I can't say for sure, but knowing java garbage collection, the situation you
mention sounds reasonable. When mav reloads the views, it drops its
references to the existing cached references, essentially marking them for
garbage collection. Then it loads the new views. Now, until garbage
collection actually collects the old views, java will essentially have two
versions in memory, one that it is using, and one that is marked for garbage
collection but whose memory has not yet been freed. Possibly the time lag
between simply loading and reloading has to do with dumping the old and then
loading the new--at startup it only needs to load. Jeff, does this sound
like a reasonable explanation? Feel free to correct me.

--jim

----- Original Message -----
From: "Magnus Rosenquist" <[EMAIL PROTECTED]>
To: "Maverick user mailinglist" <[EMAIL PROTECTED]>
Sent: Friday, November 01, 2002 5:39 AM
Subject: [Mav-user] Re: Large sites, performance issues? (jim moore)


> Hi,
>
> Thanks for the response.
>
> I have been using the 'preload' setting since it is the default, I did
> try the 'lazy' setting as you proposed and surely it loaded real fast
> both during startup and when using the 'reload' command in Maverick.

Records provided.
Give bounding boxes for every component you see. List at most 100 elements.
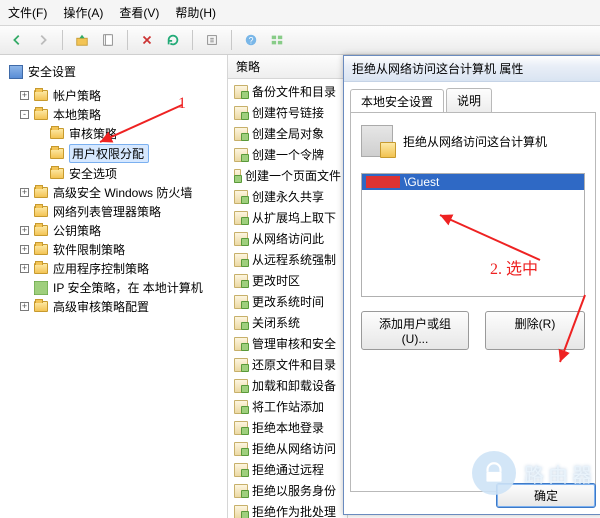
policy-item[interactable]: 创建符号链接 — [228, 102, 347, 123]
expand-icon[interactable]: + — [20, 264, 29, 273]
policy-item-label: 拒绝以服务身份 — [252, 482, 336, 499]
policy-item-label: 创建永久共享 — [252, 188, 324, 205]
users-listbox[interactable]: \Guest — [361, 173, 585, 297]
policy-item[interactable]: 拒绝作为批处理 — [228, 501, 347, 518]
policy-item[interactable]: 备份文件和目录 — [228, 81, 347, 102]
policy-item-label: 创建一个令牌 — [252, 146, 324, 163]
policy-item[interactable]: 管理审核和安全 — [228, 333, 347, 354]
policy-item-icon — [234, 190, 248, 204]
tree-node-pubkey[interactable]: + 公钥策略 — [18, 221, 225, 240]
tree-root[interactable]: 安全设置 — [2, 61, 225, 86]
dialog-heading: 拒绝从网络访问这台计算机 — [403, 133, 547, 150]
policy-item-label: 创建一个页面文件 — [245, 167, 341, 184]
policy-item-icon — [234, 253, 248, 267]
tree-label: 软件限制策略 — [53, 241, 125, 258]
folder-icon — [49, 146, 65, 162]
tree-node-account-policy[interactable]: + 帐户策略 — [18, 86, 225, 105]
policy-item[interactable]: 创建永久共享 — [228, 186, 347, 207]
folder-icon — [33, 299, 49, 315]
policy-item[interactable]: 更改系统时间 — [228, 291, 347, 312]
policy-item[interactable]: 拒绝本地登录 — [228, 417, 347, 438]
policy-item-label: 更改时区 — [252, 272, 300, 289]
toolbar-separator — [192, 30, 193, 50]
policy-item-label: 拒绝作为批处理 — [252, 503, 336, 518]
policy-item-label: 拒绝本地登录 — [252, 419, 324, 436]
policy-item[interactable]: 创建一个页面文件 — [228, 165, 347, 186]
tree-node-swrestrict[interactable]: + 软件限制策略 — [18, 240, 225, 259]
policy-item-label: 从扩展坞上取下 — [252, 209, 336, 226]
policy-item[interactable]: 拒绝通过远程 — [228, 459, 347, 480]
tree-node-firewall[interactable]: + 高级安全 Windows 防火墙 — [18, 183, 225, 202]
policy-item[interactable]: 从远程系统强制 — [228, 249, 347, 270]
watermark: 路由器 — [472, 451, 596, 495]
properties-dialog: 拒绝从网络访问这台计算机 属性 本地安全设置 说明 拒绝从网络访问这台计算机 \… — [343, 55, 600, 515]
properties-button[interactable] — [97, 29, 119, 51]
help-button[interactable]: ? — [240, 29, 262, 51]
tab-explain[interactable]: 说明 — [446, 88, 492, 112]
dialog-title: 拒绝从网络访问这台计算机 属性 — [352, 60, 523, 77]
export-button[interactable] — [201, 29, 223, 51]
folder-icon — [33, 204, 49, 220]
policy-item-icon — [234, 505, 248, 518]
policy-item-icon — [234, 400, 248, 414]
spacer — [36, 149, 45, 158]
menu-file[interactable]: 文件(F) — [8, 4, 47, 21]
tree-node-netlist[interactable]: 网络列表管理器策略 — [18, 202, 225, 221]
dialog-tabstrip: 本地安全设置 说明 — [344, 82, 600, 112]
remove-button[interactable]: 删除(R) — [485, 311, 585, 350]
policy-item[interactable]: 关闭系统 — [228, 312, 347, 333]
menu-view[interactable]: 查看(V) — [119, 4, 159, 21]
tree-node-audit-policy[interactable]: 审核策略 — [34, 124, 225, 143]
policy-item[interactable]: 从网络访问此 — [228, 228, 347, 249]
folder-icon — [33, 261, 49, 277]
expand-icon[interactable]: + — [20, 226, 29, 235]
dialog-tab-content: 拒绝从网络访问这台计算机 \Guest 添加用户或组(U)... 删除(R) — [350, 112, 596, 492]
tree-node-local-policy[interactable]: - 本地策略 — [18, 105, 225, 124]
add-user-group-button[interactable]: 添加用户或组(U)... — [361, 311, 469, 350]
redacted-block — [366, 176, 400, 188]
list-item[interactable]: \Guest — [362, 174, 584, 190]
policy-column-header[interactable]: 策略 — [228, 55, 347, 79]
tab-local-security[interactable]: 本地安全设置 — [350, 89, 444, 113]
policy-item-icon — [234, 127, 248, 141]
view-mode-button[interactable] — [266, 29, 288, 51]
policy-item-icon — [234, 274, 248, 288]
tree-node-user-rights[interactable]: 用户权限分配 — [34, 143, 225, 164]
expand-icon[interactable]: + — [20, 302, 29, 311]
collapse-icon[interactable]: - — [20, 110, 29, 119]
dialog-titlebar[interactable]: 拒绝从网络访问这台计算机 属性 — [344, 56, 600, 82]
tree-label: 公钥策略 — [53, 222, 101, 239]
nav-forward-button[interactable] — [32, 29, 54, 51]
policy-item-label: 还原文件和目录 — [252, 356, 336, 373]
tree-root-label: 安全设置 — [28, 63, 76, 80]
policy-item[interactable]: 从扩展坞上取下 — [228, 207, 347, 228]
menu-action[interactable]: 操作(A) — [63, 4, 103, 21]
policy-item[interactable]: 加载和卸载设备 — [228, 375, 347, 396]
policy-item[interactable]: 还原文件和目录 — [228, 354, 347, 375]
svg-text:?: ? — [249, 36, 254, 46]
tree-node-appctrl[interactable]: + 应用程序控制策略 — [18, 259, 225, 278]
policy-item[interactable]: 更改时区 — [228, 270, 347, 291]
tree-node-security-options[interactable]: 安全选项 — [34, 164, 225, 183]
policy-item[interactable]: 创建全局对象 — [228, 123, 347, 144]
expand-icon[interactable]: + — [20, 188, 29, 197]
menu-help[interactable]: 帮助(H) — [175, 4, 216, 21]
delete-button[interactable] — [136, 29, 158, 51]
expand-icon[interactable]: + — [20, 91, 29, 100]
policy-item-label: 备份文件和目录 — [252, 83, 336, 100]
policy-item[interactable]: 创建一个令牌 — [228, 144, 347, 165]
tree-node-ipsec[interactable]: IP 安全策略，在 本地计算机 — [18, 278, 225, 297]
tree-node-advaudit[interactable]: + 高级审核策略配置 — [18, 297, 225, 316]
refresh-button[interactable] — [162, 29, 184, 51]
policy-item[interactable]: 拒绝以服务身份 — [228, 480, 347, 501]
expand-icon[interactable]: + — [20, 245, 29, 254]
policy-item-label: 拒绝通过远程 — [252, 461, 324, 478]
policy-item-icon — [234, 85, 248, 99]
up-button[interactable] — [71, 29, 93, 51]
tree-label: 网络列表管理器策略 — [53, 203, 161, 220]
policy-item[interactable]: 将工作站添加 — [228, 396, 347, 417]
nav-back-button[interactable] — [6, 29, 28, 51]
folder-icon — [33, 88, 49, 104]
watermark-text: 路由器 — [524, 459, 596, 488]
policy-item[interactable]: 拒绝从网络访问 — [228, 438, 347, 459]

Work instructions.
[1] From the mailing list message above, quote the passage that begins at the words "I can't say" and stops after the words "to correct me.".
[2] Translate this sentence from the mailing list message into Spanish: "When mav reloads the views, it drops its references to the existing cached references, essentially marking them for garbage collection."

Written responses.
[1]
I can't say for sure, but knowing java garbage collection, the situation you
mention sounds reasonable. When mav reloads the views, it drops its
references to the existing cached references, essentially marking them for
garbage collection. Then it loads the new views. Now, until garbage
collection actually collects the old views, java will essentially have two
versions in memory, one that it is using, and one that is marked for garbage
collection but whose memory has not yet been freed. Possibly the time lag
between simply loading and reloading has to do with dumping the old and then
loading the new--at startup it only needs to load. Jeff, does this sound
like a reasonable explanation? Feel free to correct me.

[2] Cuando mav recarga las vistas, descarta sus referencias a las referencias en caché existentes, marcándolas esencialmente para la recolección de basura.